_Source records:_
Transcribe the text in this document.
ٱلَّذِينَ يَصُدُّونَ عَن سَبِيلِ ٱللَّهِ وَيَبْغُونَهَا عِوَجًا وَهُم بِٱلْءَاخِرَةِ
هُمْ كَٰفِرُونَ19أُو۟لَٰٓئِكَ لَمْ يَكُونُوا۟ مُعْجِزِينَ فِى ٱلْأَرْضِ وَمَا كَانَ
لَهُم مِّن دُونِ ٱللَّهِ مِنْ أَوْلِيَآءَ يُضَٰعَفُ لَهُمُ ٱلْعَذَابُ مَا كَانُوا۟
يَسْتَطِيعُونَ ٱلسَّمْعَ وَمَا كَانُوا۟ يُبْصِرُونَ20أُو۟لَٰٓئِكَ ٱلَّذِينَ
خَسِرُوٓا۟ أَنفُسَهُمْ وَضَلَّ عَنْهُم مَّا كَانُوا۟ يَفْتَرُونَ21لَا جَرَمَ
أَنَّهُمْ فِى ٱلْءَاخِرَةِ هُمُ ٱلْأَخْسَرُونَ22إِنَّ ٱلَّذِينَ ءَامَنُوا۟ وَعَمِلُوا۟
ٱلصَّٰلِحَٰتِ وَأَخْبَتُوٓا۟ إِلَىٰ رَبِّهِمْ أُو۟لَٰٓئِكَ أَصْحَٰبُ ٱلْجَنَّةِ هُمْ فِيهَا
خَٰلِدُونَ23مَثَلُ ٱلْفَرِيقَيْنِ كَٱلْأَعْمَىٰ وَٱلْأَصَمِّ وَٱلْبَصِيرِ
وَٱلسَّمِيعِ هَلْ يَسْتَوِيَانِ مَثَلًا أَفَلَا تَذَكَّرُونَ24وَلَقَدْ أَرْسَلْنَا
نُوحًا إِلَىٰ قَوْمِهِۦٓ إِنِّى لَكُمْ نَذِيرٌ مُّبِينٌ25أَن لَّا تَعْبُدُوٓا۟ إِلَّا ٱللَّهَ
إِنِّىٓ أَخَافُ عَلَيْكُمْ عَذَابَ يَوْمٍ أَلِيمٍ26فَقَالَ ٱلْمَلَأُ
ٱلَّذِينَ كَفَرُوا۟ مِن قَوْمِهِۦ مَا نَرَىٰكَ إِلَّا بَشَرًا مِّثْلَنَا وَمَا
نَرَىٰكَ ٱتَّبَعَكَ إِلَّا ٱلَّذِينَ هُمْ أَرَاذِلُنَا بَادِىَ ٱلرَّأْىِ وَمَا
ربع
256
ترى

_Requirement:_ Repeat the listing exactly, from its first line to its last.

_Exercise solution:_
Transcribe the text in this document.
ٱلَّذِينَ يَصُدُّونَ عَن سَبِيلِ ٱللَّهِ وَيَبْغُونَهَا عِوَجًا وَهُم بِٱلْءَاخِرَةِ
هُمْ كَٰفِرُونَ19أُو۟لَٰٓئِكَ لَمْ يَكُونُوا۟ مُعْجِزِينَ فِى ٱلْأَرْضِ وَمَا كَانَ
لَهُم مِّن دُونِ ٱللَّهِ مِنْ أَوْلِيَآءَ يُضَٰعَفُ لَهُمُ ٱلْعَذَابُ مَا كَانُوا۟
يَسْتَطِيعُونَ ٱلسَّمْعَ وَمَا كَانُوا۟ يُبْصِرُونَ20أُو۟لَٰٓئِكَ ٱلَّذِينَ
خَسِرُوٓا۟ أَنفُسَهُمْ وَضَلَّ عَنْهُم مَّا كَانُوا۟ يَفْتَرُونَ21لَا جَرَمَ
أَنَّهُمْ فِى ٱلْءَاخِرَةِ هُمُ ٱلْأَخْسَرُونَ22إِنَّ ٱلَّذِينَ ءَامَنُوا۟ وَعَمِلُوا۟
ٱلصَّٰلِحَٰتِ وَأَخْبَتُوٓا۟ إِلَىٰ رَبِّهِمْ أُو۟لَٰٓئِكَ أَصْحَٰبُ ٱلْجَنَّةِ هُمْ فِيهَا
خَٰلِدُونَ23مَثَلُ ٱلْفَرِيقَيْنِ كَٱلْأَعْمَىٰ وَٱلْأَصَمِّ وَٱلْبَصِيرِ
وَٱلسَّمِيعِ هَلْ يَسْتَوِيَانِ مَثَلًا أَفَلَا تَذَكَّرُونَ24وَلَقَدْ أَرْسَلْنَا
نُوحًا إِلَىٰ قَوْمِهِۦٓ إِنِّى لَكُمْ نَذِيرٌ مُّبِينٌ25أَن لَّا تَعْبُدُوٓا۟ إِلَّا ٱللَّهَ
إِنِّىٓ أَخَافُ عَلَيْكُمْ عَذَابَ يَوْمٍ أَلِيمٍ26فَقَالَ ٱلْمَلَأُ
ٱلَّذِينَ كَفَرُوا۟ مِن قَوْمِهِۦ مَا نَرَىٰكَ إِلَّا بَشَرًا مِّثْلَنَا وَمَا
نَرَىٰكَ ٱتَّبَعَكَ إِلَّا ٱلَّذِينَ هُمْ أَرَاذِلُنَا بَادِىَ ٱلرَّأْىِ وَمَا
ربع
256
ترى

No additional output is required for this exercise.